* start STORED DATA *

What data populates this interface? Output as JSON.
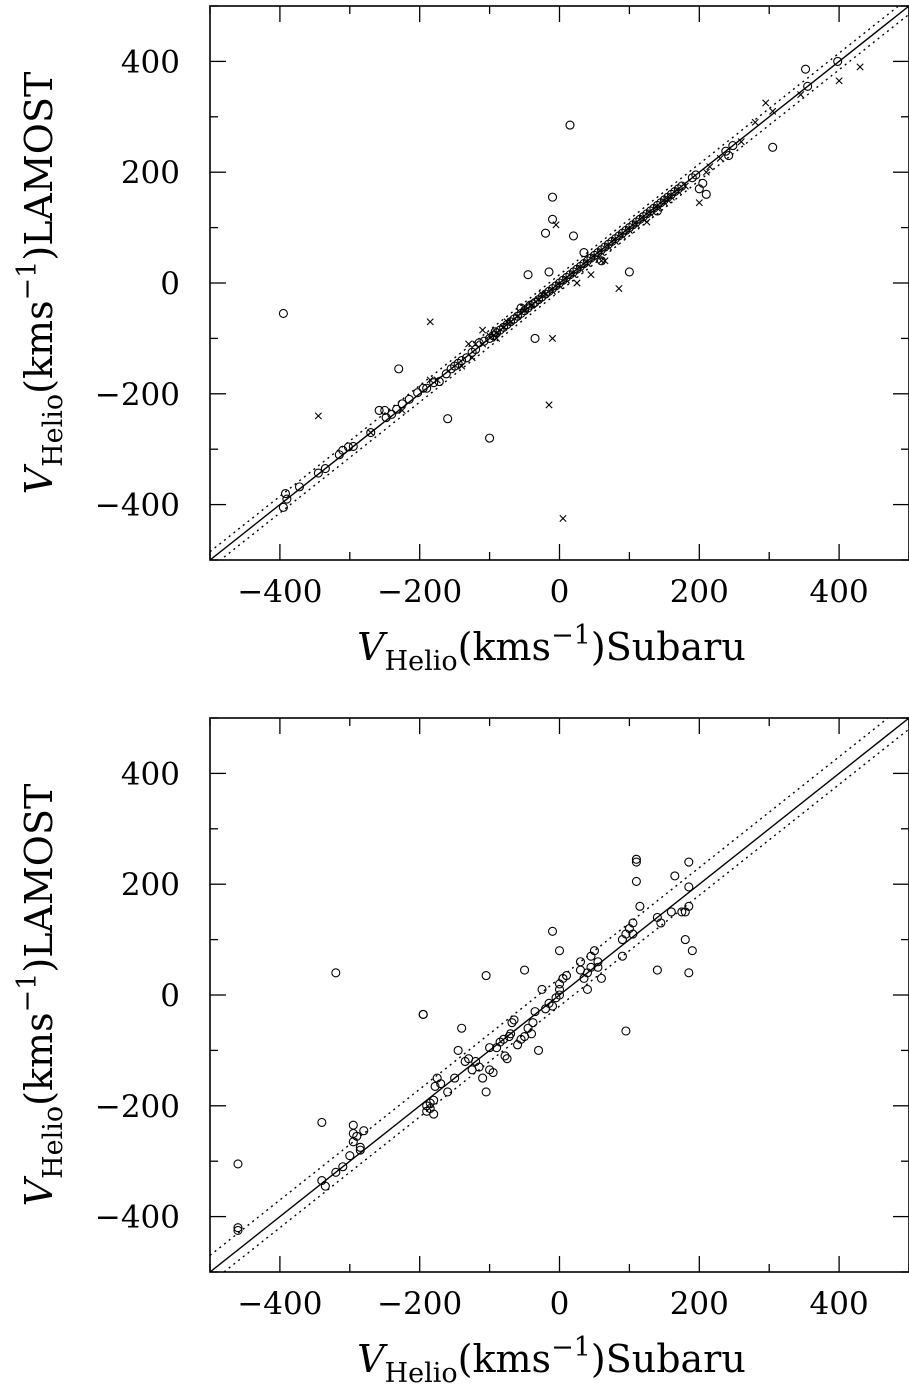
{
  "chart_data": [
    {
      "type": "scatter",
      "xlabel": "V_Helio(kms^-1)Subaru",
      "ylabel": "V_Helio(kms^-1)LAMOST",
      "xlim": [
        -500,
        500
      ],
      "ylim": [
        -500,
        500
      ],
      "xticks": [
        -400,
        -200,
        0,
        200,
        400
      ],
      "yticks": [
        -400,
        -200,
        0,
        200,
        400
      ],
      "x_tick_labels": [
        "−400",
        "−200",
        "0",
        "200",
        "400"
      ],
      "y_tick_labels": [
        "−400",
        "−200",
        "0",
        "200",
        "400"
      ],
      "ylabel_parts": {
        "v": "V",
        "sub": "Helio",
        "pre": "(kms",
        "sup": "−1",
        "post": ")LAMOST"
      },
      "xlabel_parts": {
        "v": "V",
        "sub": "Helio",
        "pre": "(kms",
        "sup": "−1",
        "post": ")Subaru"
      },
      "lines": [
        {
          "style": "solid",
          "slope": 1,
          "intercept": 0
        },
        {
          "style": "dotted",
          "slope": 1,
          "intercept": 15
        },
        {
          "style": "dotted",
          "slope": 1,
          "intercept": -15
        }
      ],
      "series": [
        {
          "marker": "circle",
          "x": [
            -392,
            -395,
            -390,
            -372,
            -345,
            -335,
            -315,
            -310,
            -302,
            -295,
            -270,
            -258,
            -248,
            -240,
            -233,
            -225,
            -215,
            -203,
            -195,
            -190,
            -180,
            -172,
            -162,
            -155,
            -150,
            -145,
            -140,
            -133,
            -125,
            -120,
            -115,
            -108,
            -100,
            -95,
            -92,
            -90,
            -85,
            -80,
            -75,
            -70,
            -65,
            -60,
            -55,
            -50,
            -45,
            -42,
            -38,
            -35,
            -30,
            -25,
            -20,
            -15,
            -10,
            -5,
            0,
            5,
            10,
            15,
            20,
            25,
            30,
            35,
            40,
            45,
            50,
            55,
            60,
            65,
            70,
            75,
            80,
            85,
            90,
            95,
            100,
            105,
            110,
            115,
            120,
            125,
            130,
            135,
            140,
            145,
            150,
            155,
            160,
            165,
            170,
            175,
            190,
            195,
            200,
            205,
            210,
            238,
            242,
            248,
            305,
            352,
            355,
            398,
            15,
            -10,
            -10,
            -35,
            -15,
            20,
            -230,
            -395,
            -160,
            -100,
            -20,
            -45,
            35,
            60,
            -55,
            100,
            140,
            -250
          ],
          "y": [
            -380,
            -405,
            -390,
            -368,
            -343,
            -335,
            -310,
            -302,
            -296,
            -295,
            -270,
            -230,
            -243,
            -237,
            -228,
            -218,
            -210,
            -198,
            -190,
            -190,
            -180,
            -178,
            -164,
            -155,
            -150,
            -145,
            -140,
            -135,
            -125,
            -120,
            -108,
            -105,
            -100,
            -95,
            -88,
            -90,
            -85,
            -80,
            -75,
            -70,
            -65,
            -60,
            -55,
            -50,
            -45,
            -40,
            -38,
            -35,
            -30,
            -25,
            -20,
            -15,
            -10,
            -5,
            0,
            5,
            10,
            15,
            20,
            25,
            30,
            35,
            40,
            45,
            50,
            55,
            60,
            65,
            70,
            75,
            80,
            85,
            90,
            95,
            100,
            105,
            110,
            115,
            120,
            125,
            130,
            135,
            140,
            145,
            150,
            155,
            160,
            165,
            170,
            175,
            190,
            195,
            170,
            180,
            160,
            238,
            230,
            248,
            245,
            386,
            355,
            400,
            285,
            155,
            115,
            -100,
            20,
            85,
            -155,
            -55,
            -245,
            -280,
            90,
            15,
            55,
            40,
            -45,
            20,
            130,
            -230
          ]
        },
        {
          "marker": "cross",
          "x": [
            -345,
            -270,
            -225,
            -185,
            -175,
            -140,
            -125,
            -120,
            -110,
            -100,
            -90,
            -80,
            -70,
            -60,
            -50,
            -40,
            -30,
            -20,
            -10,
            0,
            10,
            20,
            30,
            40,
            50,
            60,
            70,
            80,
            90,
            100,
            110,
            120,
            130,
            140,
            150,
            160,
            170,
            180,
            200,
            210,
            215,
            230,
            260,
            280,
            295,
            305,
            345,
            400,
            430,
            -185,
            -15,
            -10,
            5,
            -5,
            85,
            60,
            -130,
            -110,
            -90,
            -75,
            -50,
            -25,
            25,
            45,
            65,
            125,
            155
          ],
          "y": [
            -240,
            -270,
            -230,
            -70,
            -175,
            -150,
            -135,
            -110,
            -110,
            -95,
            -90,
            -80,
            -70,
            -60,
            -50,
            -40,
            -30,
            -20,
            -15,
            -5,
            5,
            15,
            25,
            35,
            45,
            55,
            65,
            75,
            85,
            95,
            105,
            115,
            125,
            135,
            145,
            155,
            165,
            175,
            145,
            200,
            210,
            225,
            255,
            290,
            325,
            310,
            340,
            365,
            390,
            -175,
            -220,
            -100,
            -425,
            105,
            -10,
            40,
            -110,
            -85,
            -100,
            -70,
            -45,
            -20,
            0,
            15,
            40,
            110,
            150
          ]
        }
      ]
    },
    {
      "type": "scatter",
      "xlabel": "V_Helio(kms^-1)Subaru",
      "ylabel": "V_Helio(kms^-1)LAMOST",
      "xlim": [
        -500,
        500
      ],
      "ylim": [
        -500,
        500
      ],
      "xticks": [
        -400,
        -200,
        0,
        200,
        400
      ],
      "yticks": [
        -400,
        -200,
        0,
        200,
        400
      ],
      "x_tick_labels": [
        "−400",
        "−200",
        "0",
        "200",
        "400"
      ],
      "y_tick_labels": [
        "−400",
        "−200",
        "0",
        "200",
        "400"
      ],
      "ylabel_parts": {
        "v": "V",
        "sub": "Helio",
        "pre": "(kms",
        "sup": "−1",
        "post": ")LAMOST"
      },
      "xlabel_parts": {
        "v": "V",
        "sub": "Helio",
        "pre": "(kms",
        "sup": "−1",
        "post": ")Subaru"
      },
      "lines": [
        {
          "style": "solid",
          "slope": 1,
          "intercept": 0
        },
        {
          "style": "dotted",
          "slope": 1,
          "intercept": 30
        },
        {
          "style": "dotted",
          "slope": 1,
          "intercept": -20
        }
      ],
      "series": [
        {
          "marker": "circle",
          "x": [
            -460,
            -460,
            -460,
            -340,
            -340,
            -335,
            -320,
            -310,
            -300,
            -295,
            -295,
            -295,
            -290,
            -285,
            -285,
            -280,
            -195,
            -195,
            -190,
            -190,
            -185,
            -185,
            -180,
            -180,
            -178,
            -175,
            -170,
            -160,
            -150,
            -145,
            -140,
            -135,
            -130,
            -125,
            -120,
            -115,
            -110,
            -105,
            -100,
            -100,
            -95,
            -90,
            -85,
            -80,
            -78,
            -75,
            -72,
            -70,
            -68,
            -65,
            -60,
            -55,
            -50,
            -45,
            -40,
            -38,
            -35,
            -30,
            -25,
            -20,
            -15,
            -10,
            -5,
            0,
            0,
            0,
            5,
            10,
            30,
            30,
            35,
            40,
            40,
            45,
            45,
            50,
            55,
            55,
            60,
            90,
            90,
            95,
            100,
            105,
            105,
            110,
            110,
            110,
            115,
            140,
            140,
            145,
            160,
            165,
            175,
            180,
            180,
            185,
            185,
            185,
            185,
            190,
            95,
            -320,
            -105,
            -10,
            0,
            -50
          ],
          "y": [
            -305,
            -420,
            -425,
            -230,
            -335,
            -345,
            -320,
            -310,
            -290,
            -250,
            -265,
            -235,
            -255,
            -275,
            -280,
            -245,
            -35,
            -35,
            -200,
            -210,
            -205,
            -195,
            -190,
            -215,
            -165,
            -150,
            -160,
            -175,
            -150,
            -100,
            -60,
            -120,
            -115,
            -135,
            -120,
            -130,
            -150,
            -175,
            -95,
            -135,
            -140,
            -95,
            -85,
            -80,
            -110,
            -115,
            -75,
            -70,
            -50,
            -45,
            -90,
            -80,
            -75,
            -60,
            -70,
            -50,
            -30,
            -100,
            10,
            -25,
            -15,
            -20,
            -5,
            0,
            10,
            20,
            30,
            35,
            60,
            45,
            30,
            10,
            40,
            50,
            70,
            80,
            60,
            50,
            30,
            70,
            100,
            110,
            120,
            130,
            110,
            240,
            245,
            205,
            160,
            140,
            45,
            130,
            150,
            215,
            150,
            100,
            150,
            160,
            240,
            195,
            40,
            80,
            -65,
            40,
            35,
            115,
            80,
            45
          ]
        }
      ]
    }
  ]
}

* end STORED DATA *

Say the number of lines in the listing that hold "intercept", with no added words.

6